* [Goal]
Find all lines in the listing that include the word "Patch", then copy them.

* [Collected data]
....................
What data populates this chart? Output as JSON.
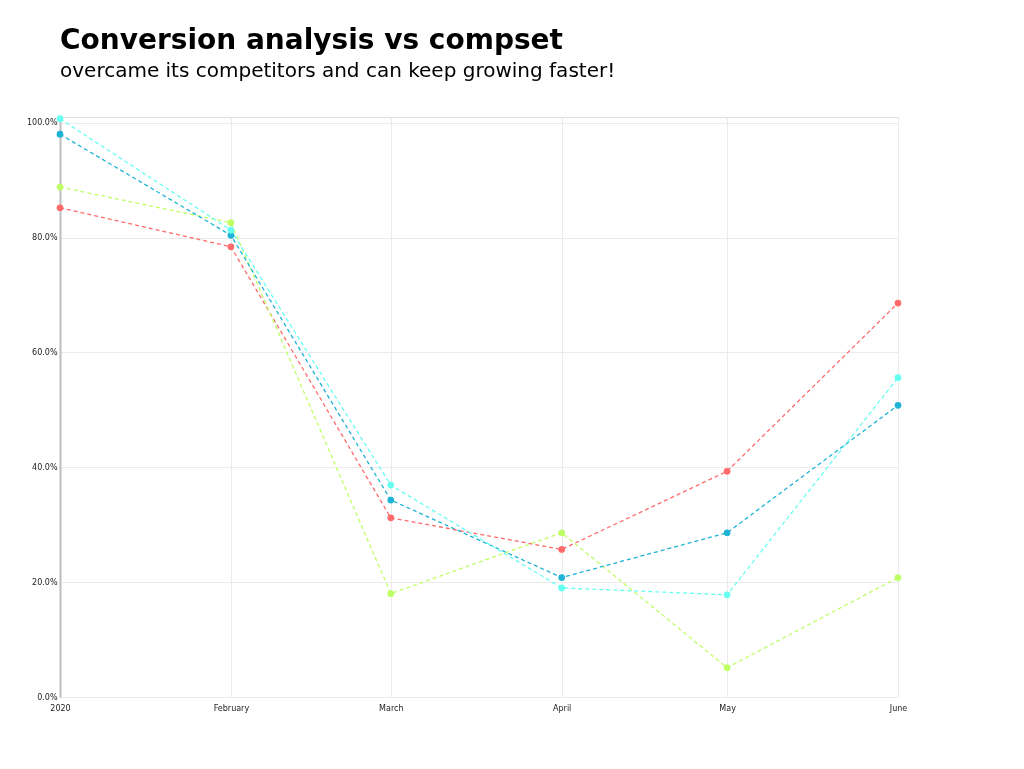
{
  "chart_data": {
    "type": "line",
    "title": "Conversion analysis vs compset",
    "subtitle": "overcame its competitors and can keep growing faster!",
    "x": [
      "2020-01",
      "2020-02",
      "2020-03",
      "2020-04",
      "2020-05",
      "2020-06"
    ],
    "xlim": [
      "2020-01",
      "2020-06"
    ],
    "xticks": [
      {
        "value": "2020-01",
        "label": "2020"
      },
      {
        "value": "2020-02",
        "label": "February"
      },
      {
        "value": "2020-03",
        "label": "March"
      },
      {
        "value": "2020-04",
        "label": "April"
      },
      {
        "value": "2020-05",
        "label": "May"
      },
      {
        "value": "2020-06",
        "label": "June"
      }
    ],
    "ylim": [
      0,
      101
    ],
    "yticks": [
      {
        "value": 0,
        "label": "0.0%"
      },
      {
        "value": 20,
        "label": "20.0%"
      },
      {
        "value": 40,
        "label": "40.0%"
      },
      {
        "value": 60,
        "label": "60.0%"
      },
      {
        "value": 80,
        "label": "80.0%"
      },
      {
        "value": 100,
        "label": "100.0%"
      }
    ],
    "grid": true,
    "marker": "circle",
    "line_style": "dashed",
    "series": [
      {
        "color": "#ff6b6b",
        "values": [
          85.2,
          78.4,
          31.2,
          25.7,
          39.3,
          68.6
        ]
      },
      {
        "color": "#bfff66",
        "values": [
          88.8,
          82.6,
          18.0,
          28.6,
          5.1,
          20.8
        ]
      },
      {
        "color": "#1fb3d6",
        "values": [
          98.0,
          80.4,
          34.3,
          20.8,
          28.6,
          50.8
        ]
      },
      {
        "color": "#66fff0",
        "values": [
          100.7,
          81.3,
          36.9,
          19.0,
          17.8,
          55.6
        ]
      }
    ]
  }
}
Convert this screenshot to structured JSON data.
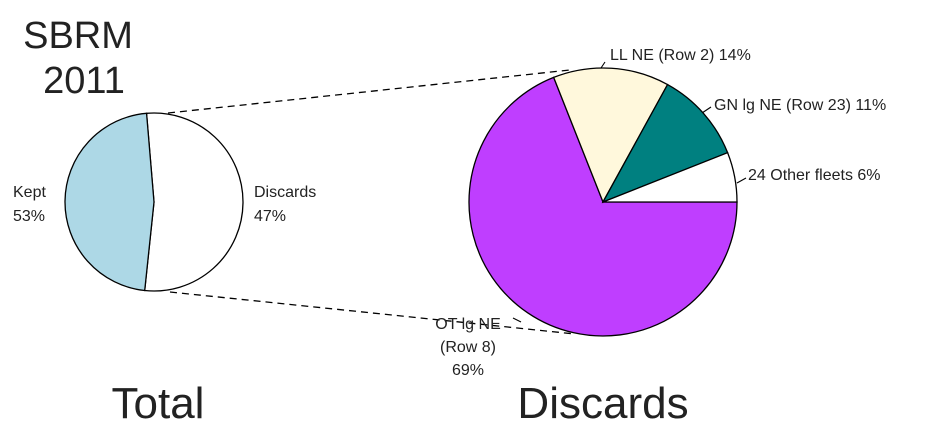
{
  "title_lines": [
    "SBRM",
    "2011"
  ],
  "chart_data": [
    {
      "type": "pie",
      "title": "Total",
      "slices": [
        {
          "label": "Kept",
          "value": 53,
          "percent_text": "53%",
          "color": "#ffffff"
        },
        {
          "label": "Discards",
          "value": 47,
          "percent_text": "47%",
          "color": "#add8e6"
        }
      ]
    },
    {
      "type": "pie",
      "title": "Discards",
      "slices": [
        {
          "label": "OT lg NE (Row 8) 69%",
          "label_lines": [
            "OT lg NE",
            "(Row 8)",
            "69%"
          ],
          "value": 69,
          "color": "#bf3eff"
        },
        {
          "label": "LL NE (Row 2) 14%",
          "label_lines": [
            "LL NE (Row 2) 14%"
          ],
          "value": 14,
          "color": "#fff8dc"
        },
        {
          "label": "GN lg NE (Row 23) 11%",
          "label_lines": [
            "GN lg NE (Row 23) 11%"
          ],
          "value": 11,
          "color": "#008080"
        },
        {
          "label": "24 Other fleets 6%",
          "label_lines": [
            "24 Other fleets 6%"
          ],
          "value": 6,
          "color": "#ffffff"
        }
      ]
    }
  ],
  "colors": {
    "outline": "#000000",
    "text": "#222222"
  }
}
....................
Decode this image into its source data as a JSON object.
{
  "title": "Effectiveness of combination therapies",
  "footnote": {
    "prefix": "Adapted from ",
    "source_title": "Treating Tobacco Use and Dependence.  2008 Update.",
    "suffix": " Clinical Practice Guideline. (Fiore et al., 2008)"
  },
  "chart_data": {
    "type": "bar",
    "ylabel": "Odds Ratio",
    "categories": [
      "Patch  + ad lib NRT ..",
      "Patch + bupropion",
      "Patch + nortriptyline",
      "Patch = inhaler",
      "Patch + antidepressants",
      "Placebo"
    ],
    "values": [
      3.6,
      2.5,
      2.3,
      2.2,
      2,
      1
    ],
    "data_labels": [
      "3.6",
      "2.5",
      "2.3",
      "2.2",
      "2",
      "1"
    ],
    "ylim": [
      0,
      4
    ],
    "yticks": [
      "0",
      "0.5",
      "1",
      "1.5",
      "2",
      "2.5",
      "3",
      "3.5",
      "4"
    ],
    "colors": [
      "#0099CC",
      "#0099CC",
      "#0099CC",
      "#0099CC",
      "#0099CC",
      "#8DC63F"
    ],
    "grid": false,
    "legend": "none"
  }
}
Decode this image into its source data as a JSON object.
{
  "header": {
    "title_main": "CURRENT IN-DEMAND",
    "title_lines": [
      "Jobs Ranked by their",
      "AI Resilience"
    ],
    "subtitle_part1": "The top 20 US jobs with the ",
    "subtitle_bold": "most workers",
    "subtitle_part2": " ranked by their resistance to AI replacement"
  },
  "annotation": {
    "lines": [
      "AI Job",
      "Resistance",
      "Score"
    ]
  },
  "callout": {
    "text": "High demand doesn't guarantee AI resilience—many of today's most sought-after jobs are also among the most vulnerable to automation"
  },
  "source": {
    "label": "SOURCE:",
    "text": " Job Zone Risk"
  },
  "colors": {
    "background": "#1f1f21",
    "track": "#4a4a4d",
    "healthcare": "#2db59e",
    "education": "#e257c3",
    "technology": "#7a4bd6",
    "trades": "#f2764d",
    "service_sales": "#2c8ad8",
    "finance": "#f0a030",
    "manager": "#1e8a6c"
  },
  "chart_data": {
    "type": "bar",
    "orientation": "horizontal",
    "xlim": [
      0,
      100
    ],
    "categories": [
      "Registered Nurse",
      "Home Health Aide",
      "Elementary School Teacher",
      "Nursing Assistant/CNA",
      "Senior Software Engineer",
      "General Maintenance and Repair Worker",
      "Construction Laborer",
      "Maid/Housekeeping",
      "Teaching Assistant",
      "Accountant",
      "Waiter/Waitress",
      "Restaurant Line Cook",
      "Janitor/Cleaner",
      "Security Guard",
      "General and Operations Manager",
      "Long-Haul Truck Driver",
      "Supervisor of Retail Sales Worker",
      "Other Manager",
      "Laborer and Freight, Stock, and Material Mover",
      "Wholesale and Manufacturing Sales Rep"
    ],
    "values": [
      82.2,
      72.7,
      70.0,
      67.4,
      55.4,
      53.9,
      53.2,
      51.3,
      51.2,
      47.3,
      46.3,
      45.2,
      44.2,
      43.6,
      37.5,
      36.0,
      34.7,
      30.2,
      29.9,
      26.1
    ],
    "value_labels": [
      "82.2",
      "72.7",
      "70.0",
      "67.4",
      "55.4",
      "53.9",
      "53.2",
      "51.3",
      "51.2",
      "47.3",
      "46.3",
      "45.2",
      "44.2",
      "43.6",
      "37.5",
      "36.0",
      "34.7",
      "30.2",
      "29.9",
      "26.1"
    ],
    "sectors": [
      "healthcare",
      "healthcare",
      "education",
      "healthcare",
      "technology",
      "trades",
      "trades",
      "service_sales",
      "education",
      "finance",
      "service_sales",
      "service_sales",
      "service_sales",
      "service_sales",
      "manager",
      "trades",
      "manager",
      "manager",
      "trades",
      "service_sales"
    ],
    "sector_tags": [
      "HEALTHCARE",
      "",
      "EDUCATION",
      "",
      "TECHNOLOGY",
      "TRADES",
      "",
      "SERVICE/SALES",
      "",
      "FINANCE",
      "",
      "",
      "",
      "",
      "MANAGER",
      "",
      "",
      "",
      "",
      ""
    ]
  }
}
....................
* [Task result]
      "Patch  + ad lib NRT ..",
      "Patch + bupropion",
      "Patch + nortriptyline",
      "Patch = inhaler",
      "Patch + antidepressants",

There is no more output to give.